_Dataset_
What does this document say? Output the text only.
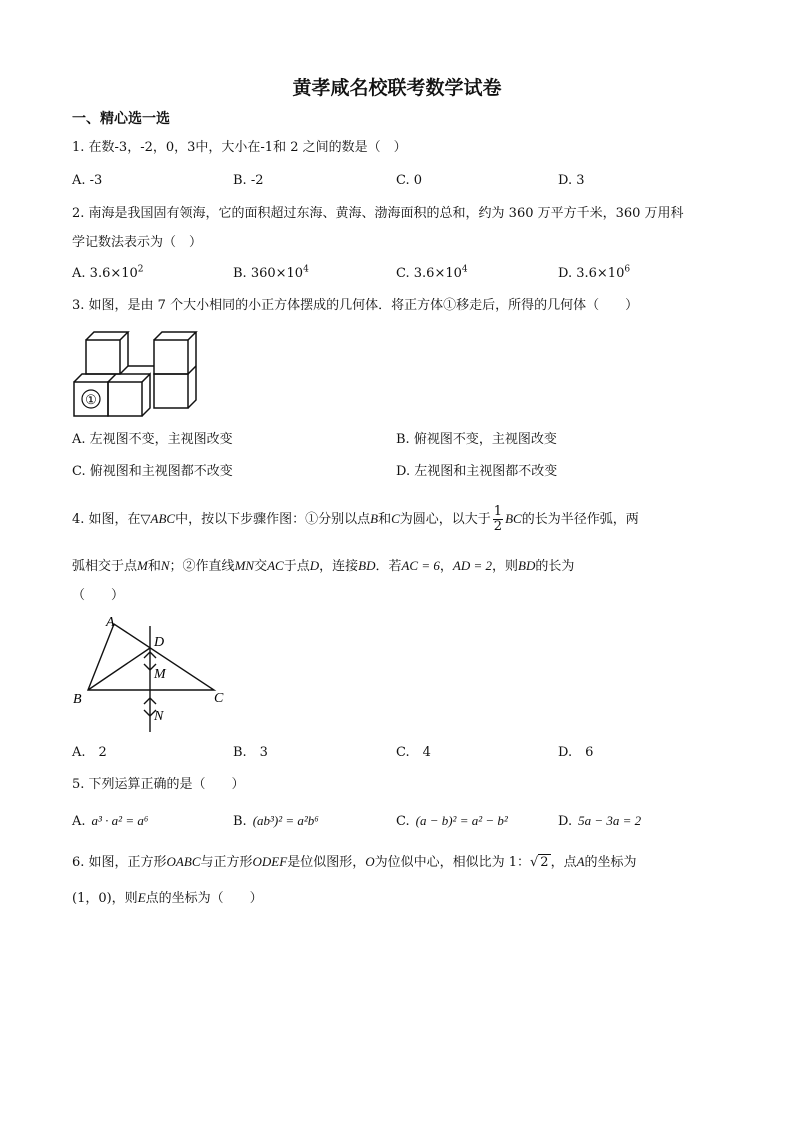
黄孝咸名校联考数学试卷
一、精心选一选
1. 在数-3，-2，0，3中，大小在-1和 2 之间的数是（　）
A. -3	B. -2	C. 0	D. 3
2. 南海是我国固有领海，它的面积超过东海、黄海、渤海面积的总和，约为 360 万平方千米，360 万用科
学记数法表示为（　）
A. $3.6\times 10^2$	B. $360\times 10^4$	C. $3.6\times 10^4$	D. $3.6\times 10^6$
3. 如图，是由 7 个大小相同的小正方体摆成的几何体．将正方体①移走后，所得的几何体（　　）
①
A. 左视图不变，主视图改变	B. 俯视图不变，主视图改变
C. 俯视图和主视图都不改变	D. 左视图和主视图都不改变
4. 如图，在▽ABC中，按以下步骤作图：①分别以点B和C为圆心，以大于 $\frac{1}{2}$ BC的长为半径作弧，两
弧相交于点M和N；②作直线MN交AC于点D，连接BD．若AC = 6，AD = 2，则BD的长为
（　　）
A
D
M
B	C
N
A.　2	B.　3	C.　4	D.　6
5. 下列运算正确的是（　　）
A. a³ · a² = a⁶	B. (ab³)² = a²b⁶	C. (a − b)² = a² − b²	D. 5a − 3a = 2
6. 如图，正方形OABC与正方形ODEF是位似图形，O为位似中心，相似比为 1：√ 2 ，点A的坐标为
(1，0)，则E点的坐标为（　　）
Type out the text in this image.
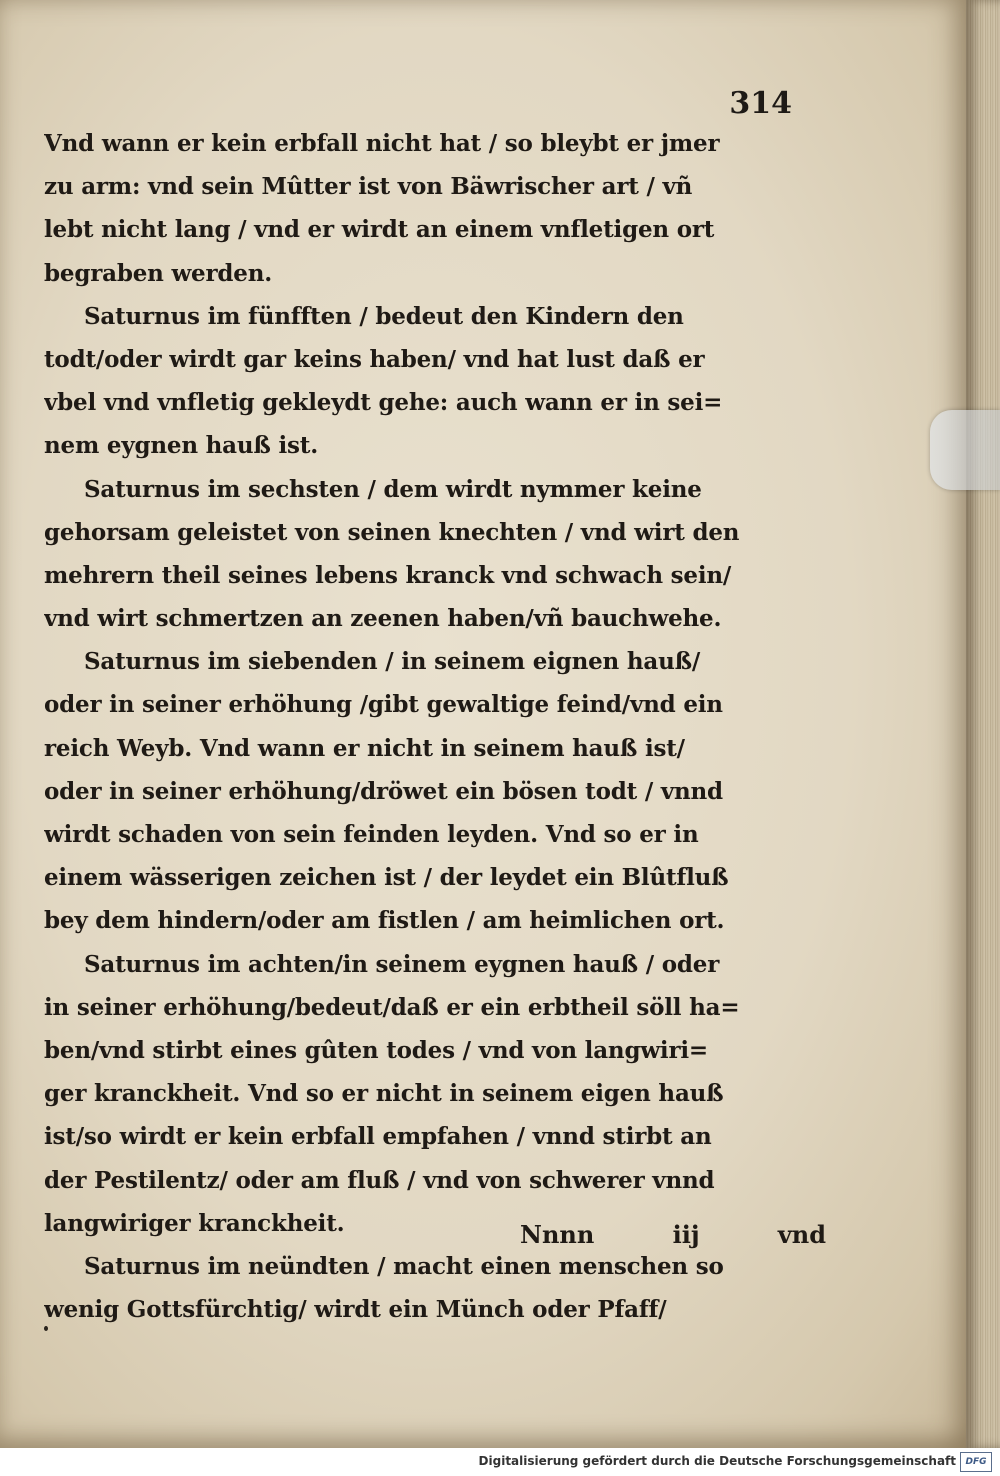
314
Vnd wann er kein erbfall nicht hat / so bleybt er jmer
zu arm: vnd sein Mûtter ist von Bäwrischer art / vñ
lebt nicht lang / vnd er wirdt an einem vnfletigen ort
begraben werden.
Saturnus im fünfften / bedeut den Kindern den
todt/oder wirdt gar keins haben/ vnd hat lust daß er
vbel vnd vnfletig gekleydt gehe: auch wann er in sei=
nem eygnen hauß ist.
Saturnus im sechsten / dem wirdt nymmer keine
gehorsam geleistet von seinen knechten / vnd wirt den
mehrern theil seines lebens kranck vnd schwach sein/
vnd wirt schmertzen an zeenen haben/vñ bauchwehe.
Saturnus im siebenden / in seinem eignen hauß/
oder in seiner erhöhung /gibt gewaltige feind/vnd ein
reich Weyb. Vnd wann er nicht in seinem hauß ist/
oder in seiner erhöhung/dröwet ein bösen todt / vnnd
wirdt schaden von sein feinden leyden. Vnd so er in
einem wässerigen zeichen ist / der leydet ein Blûtfluß
bey dem hindern/oder am fistlen / am heimlichen ort.
Saturnus im achten/in seinem eygnen hauß / oder
in seiner erhöhung/bedeut/daß er ein erbtheil söll ha=
ben/vnd stirbt eines gûten todes / vnd von langwiri=
ger kranckheit. Vnd so er nicht in seinem eigen hauß
ist/so wirdt er kein erbfall empfahen / vnnd stirbt an
der Pestilentz/ oder am fluß / vnd von schwerer vnnd
langwiriger kranckheit.
Saturnus im neündten / macht einen menschen so
wenig Gottsfürchtig/ wirdt ein Münch oder Pfaff/
Nnnn	iij	vnd
Digitalisierung gefördert durch die Deutsche Forschungsgemeinschaft	DFG
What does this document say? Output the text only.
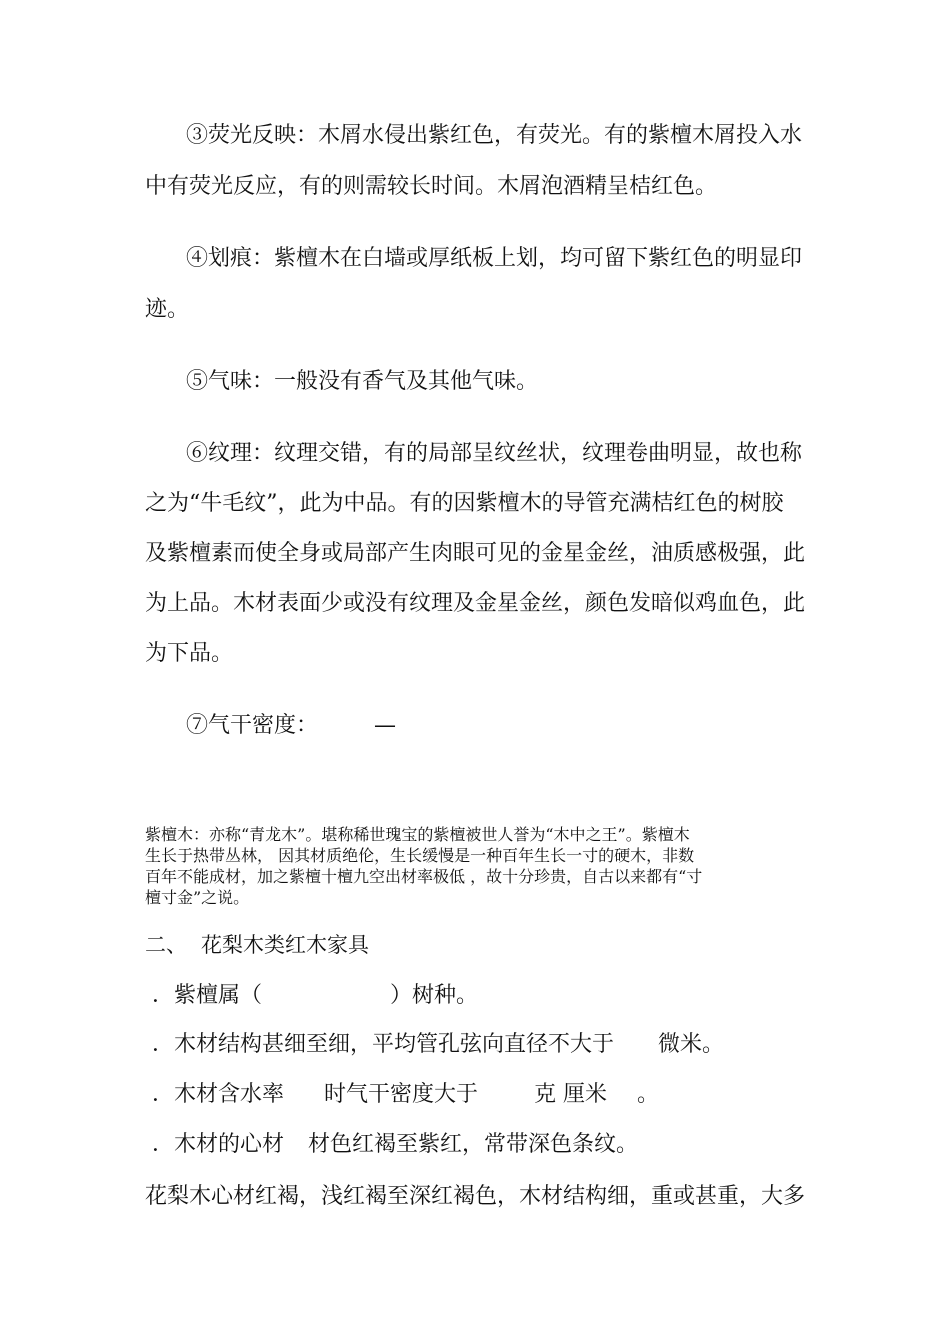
③荧光反映：木屑水侵出紫红色，有荧光。有的紫檀木屑投入水
中有荧光反应，有的则需较长时间。木屑泡酒精呈桔红色。
④划痕：紫檀木在白墙或厚纸板上划，均可留下紫红色的明显印
迹。
⑤气味：一般没有香气及其他气味。
⑥纹理：纹理交错，有的局部呈纹丝状，纹理卷曲明显，故也称
之为“牛毛纹”，此为中品。有的因紫檀木的导管充满桔红色的树胶
及紫檀素而使全身或局部产生肉眼可见的金星金丝，油质感极强，此
为上品。木材表面少或没有纹理及金星金丝，颜色发暗似鸡血色，此
为下品。
⑦气干密度：	—
紫檀木：亦称“青龙木”。堪称稀世瑰宝的紫檀被世人誉为“木中之王”。紫檀木
生长于热带丛林， 因其材质绝伦，生长缓慢是一种百年生长一寸的硬木，非数
百年不能成材，加之紫檀十檀九空出材率极低 ，故十分珍贵，自古以来都有“寸
檀寸金”之说。
二、 花梨木类红木家具
．紫檀属（	）树种。
．木材结构甚细至细，平均管孔弦向直径不大于 微米。
．木材含水率 时气干密度大于	克 厘米 。
．木材的心材 材色红褐至紫红，常带深色条纹。
花梨木心材红褐，浅红褐至深红褐色，木材结构细，重或甚重，大多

_What the exercise asks_
Copy every line of the records above that holds the word "seinem".

_Exercise response_
Saturnus im siebenden / in seinem eignen hauß/
reich Weyb. Vnd wann er nicht in seinem hauß ist/
Saturnus im achten/in seinem eygnen hauß / oder
ger kranckheit. Vnd so er nicht in seinem eigen hauß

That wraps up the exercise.